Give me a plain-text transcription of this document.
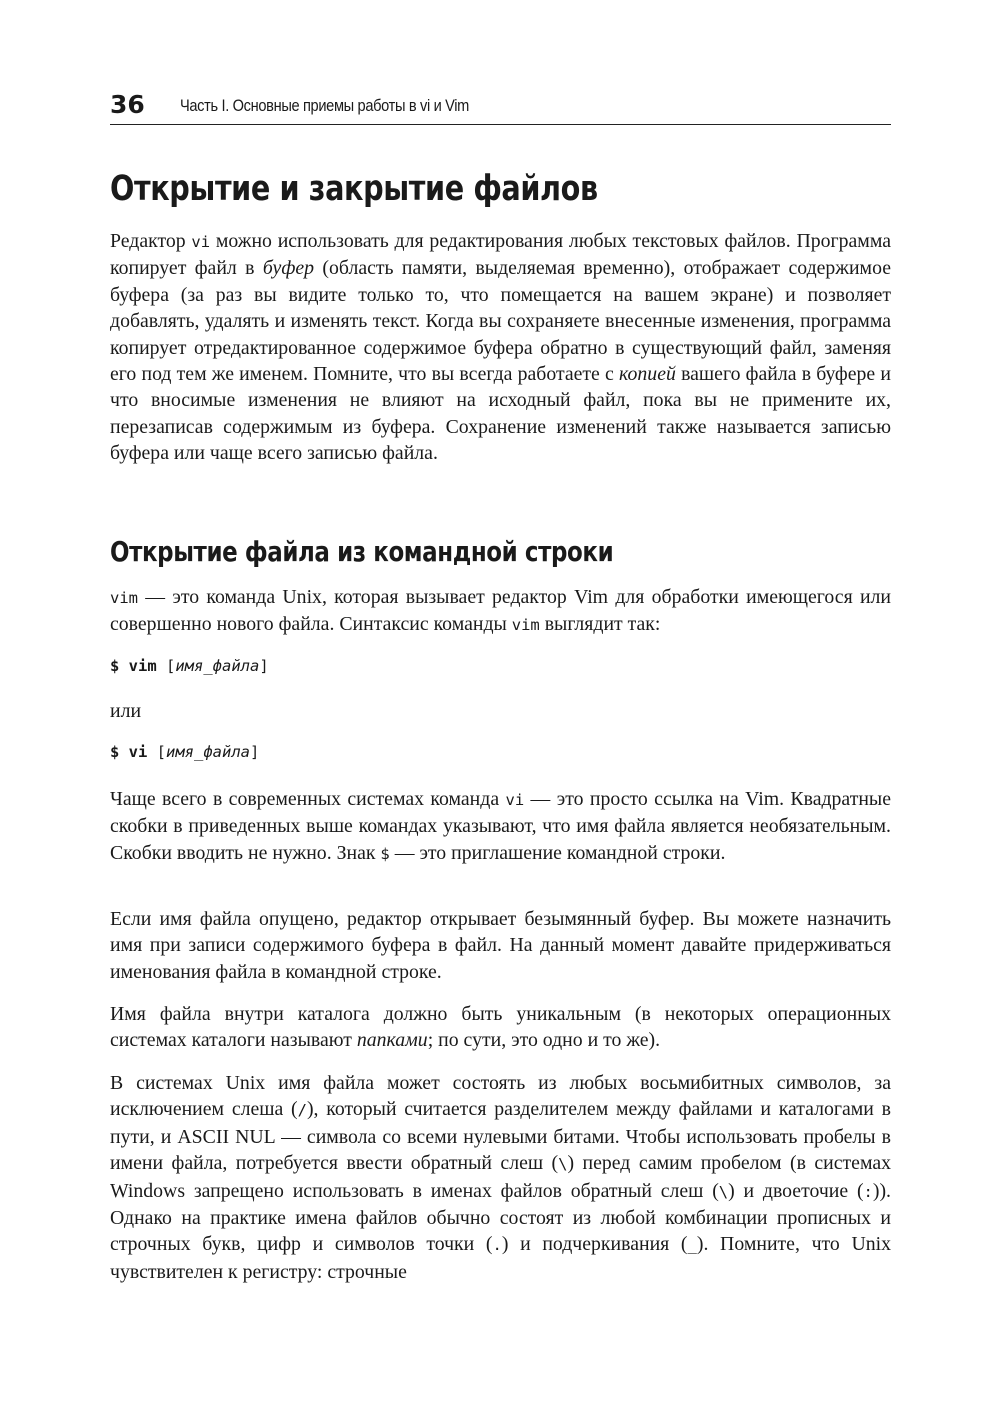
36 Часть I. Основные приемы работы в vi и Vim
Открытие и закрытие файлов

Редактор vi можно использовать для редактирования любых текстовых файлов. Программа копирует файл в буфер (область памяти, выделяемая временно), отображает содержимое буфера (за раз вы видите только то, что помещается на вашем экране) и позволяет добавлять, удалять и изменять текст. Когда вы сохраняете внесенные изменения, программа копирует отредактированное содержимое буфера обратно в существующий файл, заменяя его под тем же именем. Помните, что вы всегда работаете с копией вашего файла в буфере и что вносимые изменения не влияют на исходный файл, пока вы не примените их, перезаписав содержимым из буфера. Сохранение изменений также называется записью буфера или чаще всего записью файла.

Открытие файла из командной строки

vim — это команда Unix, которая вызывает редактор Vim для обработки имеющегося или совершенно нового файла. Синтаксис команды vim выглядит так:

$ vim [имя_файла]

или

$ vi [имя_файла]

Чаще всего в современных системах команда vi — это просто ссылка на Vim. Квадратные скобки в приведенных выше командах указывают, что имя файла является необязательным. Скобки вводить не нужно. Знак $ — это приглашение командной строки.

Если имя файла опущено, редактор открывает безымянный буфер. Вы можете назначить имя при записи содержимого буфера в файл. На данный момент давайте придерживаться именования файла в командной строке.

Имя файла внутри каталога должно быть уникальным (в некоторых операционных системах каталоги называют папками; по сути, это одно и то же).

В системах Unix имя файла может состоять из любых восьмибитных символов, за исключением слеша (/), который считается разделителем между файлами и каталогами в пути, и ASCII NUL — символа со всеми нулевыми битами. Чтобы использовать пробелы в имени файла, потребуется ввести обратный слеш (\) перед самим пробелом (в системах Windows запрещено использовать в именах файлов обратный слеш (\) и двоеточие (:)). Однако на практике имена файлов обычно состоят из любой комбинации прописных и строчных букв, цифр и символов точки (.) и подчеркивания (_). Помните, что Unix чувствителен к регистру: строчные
■ ■ ■ ■
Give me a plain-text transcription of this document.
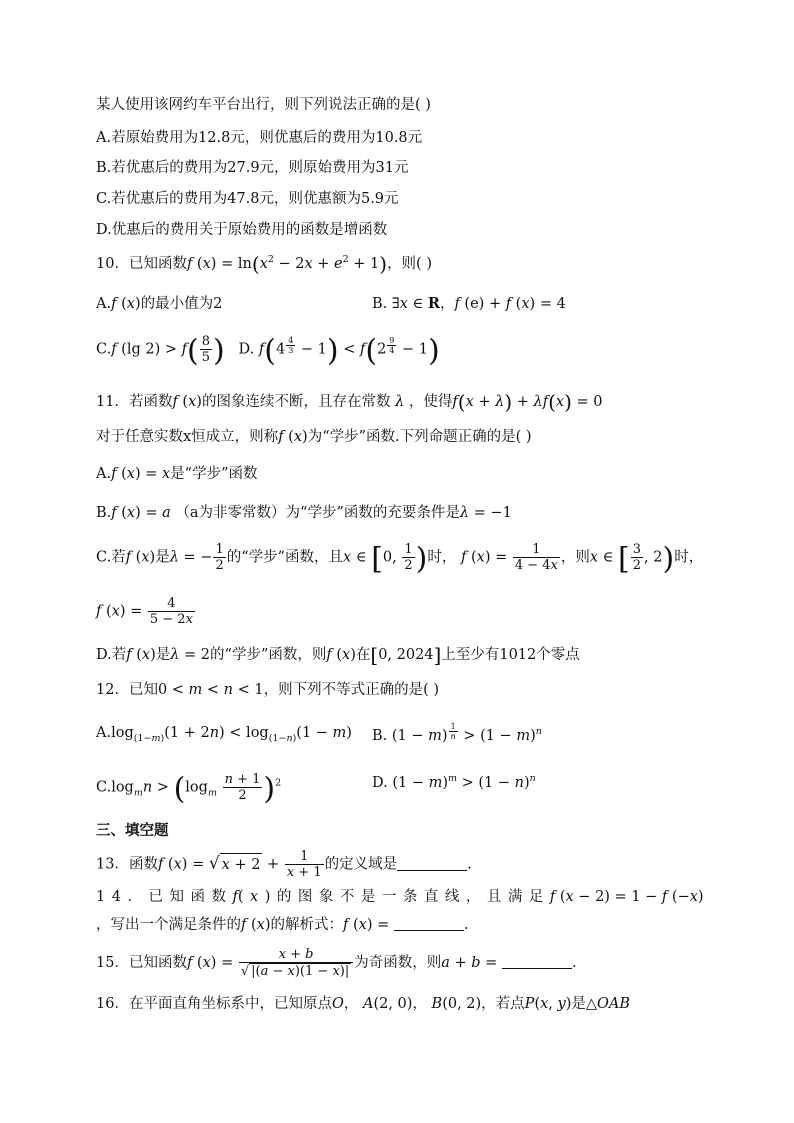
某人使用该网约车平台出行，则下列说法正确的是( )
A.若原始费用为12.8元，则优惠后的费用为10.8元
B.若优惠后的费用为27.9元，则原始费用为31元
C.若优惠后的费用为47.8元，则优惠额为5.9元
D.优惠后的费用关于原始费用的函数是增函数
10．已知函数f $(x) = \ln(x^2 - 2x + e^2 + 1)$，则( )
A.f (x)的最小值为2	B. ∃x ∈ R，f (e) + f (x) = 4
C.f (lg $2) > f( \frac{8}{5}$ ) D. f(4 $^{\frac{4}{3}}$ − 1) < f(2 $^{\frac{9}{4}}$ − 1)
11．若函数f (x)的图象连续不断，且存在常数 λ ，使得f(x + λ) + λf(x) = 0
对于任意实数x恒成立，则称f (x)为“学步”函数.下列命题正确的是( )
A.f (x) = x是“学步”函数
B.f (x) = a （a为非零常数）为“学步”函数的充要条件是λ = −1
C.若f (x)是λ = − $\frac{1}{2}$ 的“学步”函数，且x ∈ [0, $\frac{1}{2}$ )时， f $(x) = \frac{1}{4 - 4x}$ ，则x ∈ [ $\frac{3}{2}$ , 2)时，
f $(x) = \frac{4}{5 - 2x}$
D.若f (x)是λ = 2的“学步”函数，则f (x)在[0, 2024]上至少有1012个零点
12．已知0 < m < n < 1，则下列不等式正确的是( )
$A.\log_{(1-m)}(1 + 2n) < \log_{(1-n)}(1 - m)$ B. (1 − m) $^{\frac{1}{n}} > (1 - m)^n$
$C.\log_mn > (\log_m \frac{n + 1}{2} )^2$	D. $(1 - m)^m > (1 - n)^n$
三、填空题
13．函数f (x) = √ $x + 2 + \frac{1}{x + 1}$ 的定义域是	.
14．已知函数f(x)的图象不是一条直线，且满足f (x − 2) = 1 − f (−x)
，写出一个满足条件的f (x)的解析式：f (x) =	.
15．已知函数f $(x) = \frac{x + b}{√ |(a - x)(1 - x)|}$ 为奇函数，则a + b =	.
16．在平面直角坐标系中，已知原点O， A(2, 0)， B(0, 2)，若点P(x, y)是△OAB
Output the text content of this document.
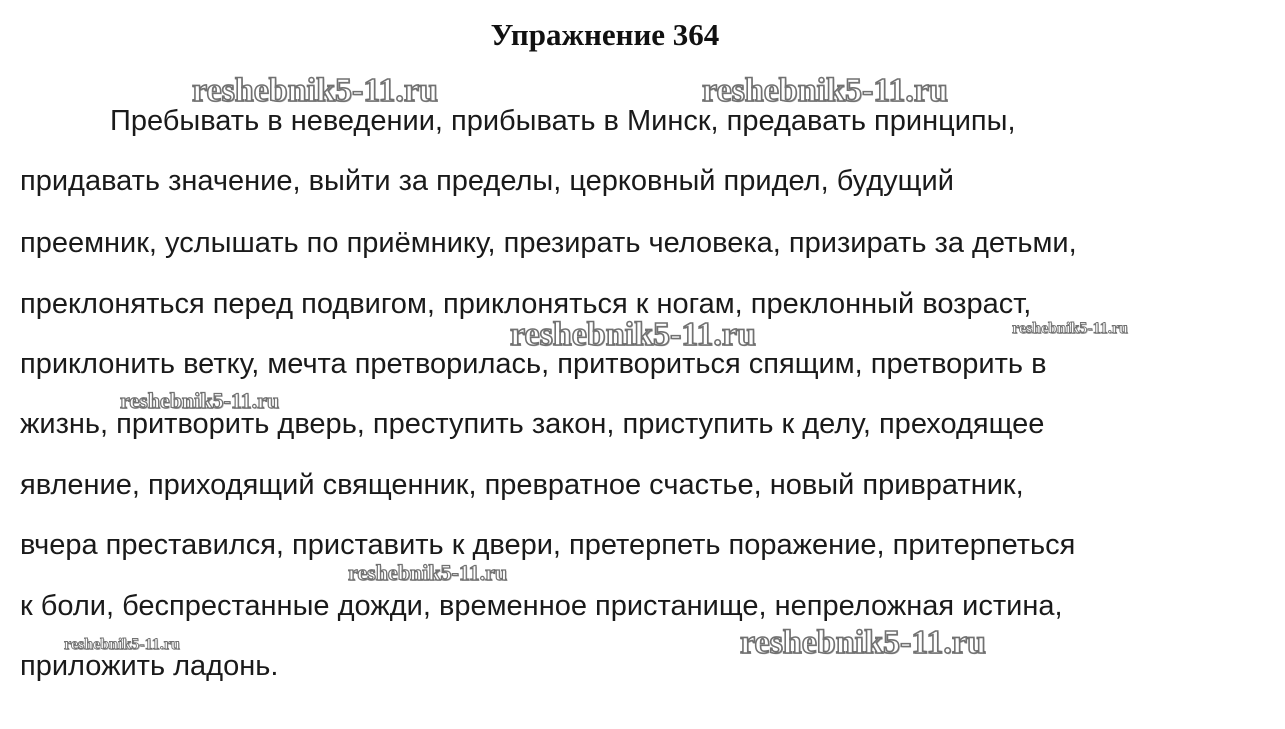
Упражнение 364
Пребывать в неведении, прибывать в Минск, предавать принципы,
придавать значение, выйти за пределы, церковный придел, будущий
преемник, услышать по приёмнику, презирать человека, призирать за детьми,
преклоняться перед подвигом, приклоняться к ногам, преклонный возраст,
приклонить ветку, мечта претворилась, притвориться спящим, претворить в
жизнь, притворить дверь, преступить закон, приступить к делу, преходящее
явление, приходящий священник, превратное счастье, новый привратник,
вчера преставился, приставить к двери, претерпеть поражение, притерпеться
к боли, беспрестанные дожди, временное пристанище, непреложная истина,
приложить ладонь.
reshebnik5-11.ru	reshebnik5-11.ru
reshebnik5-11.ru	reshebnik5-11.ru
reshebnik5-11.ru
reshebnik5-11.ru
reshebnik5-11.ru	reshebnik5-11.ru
■ ■ ■ ■
→ **Aim of the exercise**: Using the listing above, state the number of lines that hold "已知函数f", with no other text.

→ **The reply**: 3